**DATASET EXTRACT**
━━━━━━━━━━━━━━━━━━━━

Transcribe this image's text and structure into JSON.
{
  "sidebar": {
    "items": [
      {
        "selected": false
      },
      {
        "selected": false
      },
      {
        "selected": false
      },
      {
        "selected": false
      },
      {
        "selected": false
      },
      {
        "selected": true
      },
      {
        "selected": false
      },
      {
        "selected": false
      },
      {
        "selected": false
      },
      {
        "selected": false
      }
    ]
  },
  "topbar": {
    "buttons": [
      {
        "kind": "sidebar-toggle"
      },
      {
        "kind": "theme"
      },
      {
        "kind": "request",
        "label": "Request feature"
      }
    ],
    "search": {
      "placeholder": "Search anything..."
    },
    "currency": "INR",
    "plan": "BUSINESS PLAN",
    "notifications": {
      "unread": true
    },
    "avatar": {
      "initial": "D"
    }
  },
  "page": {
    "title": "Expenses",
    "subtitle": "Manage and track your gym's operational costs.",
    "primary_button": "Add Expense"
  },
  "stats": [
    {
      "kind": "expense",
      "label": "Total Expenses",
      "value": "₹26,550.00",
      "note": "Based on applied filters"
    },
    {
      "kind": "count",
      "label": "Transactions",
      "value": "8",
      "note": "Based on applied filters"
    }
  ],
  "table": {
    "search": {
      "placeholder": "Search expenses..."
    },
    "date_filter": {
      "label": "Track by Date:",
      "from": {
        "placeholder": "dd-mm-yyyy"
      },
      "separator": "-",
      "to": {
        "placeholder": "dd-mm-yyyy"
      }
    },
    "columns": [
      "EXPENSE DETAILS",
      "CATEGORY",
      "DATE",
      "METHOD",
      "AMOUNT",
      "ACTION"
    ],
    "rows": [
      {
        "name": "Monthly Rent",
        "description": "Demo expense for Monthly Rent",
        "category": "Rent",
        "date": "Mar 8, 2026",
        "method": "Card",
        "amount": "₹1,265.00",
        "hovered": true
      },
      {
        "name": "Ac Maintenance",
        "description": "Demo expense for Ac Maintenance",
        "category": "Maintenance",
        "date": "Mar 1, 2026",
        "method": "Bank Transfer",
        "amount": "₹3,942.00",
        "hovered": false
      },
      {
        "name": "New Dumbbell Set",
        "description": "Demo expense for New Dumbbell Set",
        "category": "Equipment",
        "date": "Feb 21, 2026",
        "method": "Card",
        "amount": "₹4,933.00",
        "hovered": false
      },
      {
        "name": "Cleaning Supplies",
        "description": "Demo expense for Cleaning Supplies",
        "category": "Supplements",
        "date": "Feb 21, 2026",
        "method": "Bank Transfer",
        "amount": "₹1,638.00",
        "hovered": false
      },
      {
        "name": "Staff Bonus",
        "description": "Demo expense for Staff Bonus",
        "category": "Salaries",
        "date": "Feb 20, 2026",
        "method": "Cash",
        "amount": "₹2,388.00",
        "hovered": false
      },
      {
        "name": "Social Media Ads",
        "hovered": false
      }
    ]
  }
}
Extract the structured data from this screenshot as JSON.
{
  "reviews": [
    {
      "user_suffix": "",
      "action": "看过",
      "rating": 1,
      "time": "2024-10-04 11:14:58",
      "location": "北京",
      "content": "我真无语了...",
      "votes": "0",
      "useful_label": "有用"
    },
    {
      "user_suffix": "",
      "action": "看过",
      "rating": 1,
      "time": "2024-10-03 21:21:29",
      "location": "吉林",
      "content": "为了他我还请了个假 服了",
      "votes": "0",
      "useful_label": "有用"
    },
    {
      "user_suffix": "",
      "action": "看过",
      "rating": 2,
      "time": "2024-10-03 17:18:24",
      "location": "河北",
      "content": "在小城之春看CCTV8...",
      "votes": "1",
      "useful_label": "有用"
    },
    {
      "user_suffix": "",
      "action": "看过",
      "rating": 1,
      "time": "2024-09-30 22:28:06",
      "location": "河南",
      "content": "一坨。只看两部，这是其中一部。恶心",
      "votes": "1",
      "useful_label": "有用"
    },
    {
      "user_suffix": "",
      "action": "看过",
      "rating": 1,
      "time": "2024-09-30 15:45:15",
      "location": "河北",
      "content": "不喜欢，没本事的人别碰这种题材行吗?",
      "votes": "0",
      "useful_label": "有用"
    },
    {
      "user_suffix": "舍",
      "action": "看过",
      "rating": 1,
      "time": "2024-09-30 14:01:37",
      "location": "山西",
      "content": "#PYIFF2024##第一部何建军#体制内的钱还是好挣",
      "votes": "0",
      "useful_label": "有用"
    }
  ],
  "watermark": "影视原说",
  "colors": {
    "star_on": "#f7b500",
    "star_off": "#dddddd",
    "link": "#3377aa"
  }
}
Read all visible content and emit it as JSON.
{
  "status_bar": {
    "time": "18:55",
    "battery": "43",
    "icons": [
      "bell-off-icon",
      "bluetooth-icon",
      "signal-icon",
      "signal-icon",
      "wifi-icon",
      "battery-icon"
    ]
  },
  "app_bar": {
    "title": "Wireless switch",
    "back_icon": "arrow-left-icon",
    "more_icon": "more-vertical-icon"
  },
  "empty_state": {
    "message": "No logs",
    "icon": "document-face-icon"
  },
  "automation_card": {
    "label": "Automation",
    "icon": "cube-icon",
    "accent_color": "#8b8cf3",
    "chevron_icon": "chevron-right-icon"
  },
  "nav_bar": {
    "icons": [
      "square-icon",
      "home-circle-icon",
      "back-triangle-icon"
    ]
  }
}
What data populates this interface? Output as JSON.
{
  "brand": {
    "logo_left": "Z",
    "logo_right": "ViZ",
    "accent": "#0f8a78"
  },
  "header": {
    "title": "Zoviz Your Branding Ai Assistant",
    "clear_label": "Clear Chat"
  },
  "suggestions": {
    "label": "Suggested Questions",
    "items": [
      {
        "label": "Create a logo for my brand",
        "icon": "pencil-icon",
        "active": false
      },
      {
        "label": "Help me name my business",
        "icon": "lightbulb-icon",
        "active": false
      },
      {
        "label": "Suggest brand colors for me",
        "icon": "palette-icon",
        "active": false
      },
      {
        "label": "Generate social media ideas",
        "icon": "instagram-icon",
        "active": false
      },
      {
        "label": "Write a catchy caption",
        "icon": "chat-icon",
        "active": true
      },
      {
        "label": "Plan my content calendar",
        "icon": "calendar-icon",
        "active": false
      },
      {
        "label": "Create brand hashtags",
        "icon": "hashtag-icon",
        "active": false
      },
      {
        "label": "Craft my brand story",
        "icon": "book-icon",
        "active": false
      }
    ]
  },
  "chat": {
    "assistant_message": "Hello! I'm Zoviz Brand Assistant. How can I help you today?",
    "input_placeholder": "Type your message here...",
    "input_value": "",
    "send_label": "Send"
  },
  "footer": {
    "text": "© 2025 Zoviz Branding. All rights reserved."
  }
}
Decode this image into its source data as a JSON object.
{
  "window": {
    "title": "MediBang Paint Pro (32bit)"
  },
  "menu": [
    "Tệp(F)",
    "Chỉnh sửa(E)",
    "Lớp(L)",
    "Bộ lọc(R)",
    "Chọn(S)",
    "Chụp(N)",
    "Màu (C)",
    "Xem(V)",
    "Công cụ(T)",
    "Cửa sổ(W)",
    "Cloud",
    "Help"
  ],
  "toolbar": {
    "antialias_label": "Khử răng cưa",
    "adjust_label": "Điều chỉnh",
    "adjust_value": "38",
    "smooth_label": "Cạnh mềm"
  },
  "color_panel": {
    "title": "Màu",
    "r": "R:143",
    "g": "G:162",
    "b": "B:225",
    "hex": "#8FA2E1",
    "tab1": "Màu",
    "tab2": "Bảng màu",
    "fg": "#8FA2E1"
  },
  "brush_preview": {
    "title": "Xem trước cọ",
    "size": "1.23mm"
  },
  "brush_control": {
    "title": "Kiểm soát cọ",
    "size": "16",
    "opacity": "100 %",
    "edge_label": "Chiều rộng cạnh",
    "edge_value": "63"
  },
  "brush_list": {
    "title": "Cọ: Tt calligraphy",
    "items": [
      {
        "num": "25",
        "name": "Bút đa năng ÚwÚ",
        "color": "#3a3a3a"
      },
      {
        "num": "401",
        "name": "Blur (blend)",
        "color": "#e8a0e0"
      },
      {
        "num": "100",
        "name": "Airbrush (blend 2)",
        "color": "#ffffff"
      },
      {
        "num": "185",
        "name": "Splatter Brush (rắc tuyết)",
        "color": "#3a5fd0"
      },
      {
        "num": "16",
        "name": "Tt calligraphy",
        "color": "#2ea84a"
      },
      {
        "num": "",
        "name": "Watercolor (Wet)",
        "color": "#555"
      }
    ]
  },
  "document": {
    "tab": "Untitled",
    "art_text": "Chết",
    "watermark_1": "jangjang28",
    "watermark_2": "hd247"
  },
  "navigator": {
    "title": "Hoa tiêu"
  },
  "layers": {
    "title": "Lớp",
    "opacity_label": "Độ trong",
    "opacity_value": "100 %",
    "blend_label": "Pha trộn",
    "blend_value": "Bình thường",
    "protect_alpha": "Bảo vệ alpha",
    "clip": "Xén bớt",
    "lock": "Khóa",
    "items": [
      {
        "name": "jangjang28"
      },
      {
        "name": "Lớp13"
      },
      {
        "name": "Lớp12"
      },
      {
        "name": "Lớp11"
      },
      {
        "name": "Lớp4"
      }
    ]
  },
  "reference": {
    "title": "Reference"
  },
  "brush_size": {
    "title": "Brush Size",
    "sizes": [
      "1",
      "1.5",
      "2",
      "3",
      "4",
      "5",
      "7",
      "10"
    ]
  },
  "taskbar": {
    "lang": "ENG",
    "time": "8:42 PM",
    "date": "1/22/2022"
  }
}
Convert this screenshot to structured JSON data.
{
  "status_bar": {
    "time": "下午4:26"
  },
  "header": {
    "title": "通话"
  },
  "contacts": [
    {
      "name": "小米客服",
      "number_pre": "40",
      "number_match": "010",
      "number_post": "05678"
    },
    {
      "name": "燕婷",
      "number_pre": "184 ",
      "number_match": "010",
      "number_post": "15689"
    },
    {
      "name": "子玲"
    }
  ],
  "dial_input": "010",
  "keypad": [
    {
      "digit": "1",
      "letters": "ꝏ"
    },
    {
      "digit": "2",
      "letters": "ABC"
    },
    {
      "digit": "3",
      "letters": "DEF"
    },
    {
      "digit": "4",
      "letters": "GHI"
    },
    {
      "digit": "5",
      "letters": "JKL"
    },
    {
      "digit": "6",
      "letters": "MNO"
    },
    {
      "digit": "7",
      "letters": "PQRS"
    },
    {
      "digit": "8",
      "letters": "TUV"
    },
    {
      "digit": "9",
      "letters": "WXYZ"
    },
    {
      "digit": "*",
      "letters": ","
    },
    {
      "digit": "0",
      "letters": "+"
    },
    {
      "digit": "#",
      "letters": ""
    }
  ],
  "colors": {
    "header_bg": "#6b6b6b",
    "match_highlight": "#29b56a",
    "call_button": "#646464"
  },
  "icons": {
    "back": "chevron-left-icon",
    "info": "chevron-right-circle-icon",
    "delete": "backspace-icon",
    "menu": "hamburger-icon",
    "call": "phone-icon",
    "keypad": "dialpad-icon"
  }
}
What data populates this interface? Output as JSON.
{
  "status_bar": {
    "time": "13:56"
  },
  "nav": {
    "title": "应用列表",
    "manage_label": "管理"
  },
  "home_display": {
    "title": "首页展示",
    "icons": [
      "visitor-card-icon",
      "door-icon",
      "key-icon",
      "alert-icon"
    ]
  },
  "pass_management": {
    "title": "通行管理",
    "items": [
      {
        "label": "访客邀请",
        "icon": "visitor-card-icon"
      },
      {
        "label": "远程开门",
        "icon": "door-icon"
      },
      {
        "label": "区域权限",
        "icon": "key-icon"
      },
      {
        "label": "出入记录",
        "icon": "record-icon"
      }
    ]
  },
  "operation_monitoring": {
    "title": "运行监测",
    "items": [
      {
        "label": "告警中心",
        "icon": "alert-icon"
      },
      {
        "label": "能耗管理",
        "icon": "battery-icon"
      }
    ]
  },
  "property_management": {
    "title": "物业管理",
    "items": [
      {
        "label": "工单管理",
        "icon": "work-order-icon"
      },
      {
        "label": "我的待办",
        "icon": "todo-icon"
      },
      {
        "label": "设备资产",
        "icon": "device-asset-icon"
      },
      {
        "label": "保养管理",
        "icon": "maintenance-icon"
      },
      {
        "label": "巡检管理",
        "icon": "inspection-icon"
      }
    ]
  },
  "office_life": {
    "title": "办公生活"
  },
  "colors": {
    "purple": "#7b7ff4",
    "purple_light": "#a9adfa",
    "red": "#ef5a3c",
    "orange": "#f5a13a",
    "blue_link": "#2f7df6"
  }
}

━━━━━━━━━━━━━━━━━━━━

**YOUR OBJECTIVE**
From the data above, copy each line that holds "Supplies".

**THE SOLUTION**
        "name": "Cleaning Supplies",
        "description": "Demo expense for Cleaning Supplies",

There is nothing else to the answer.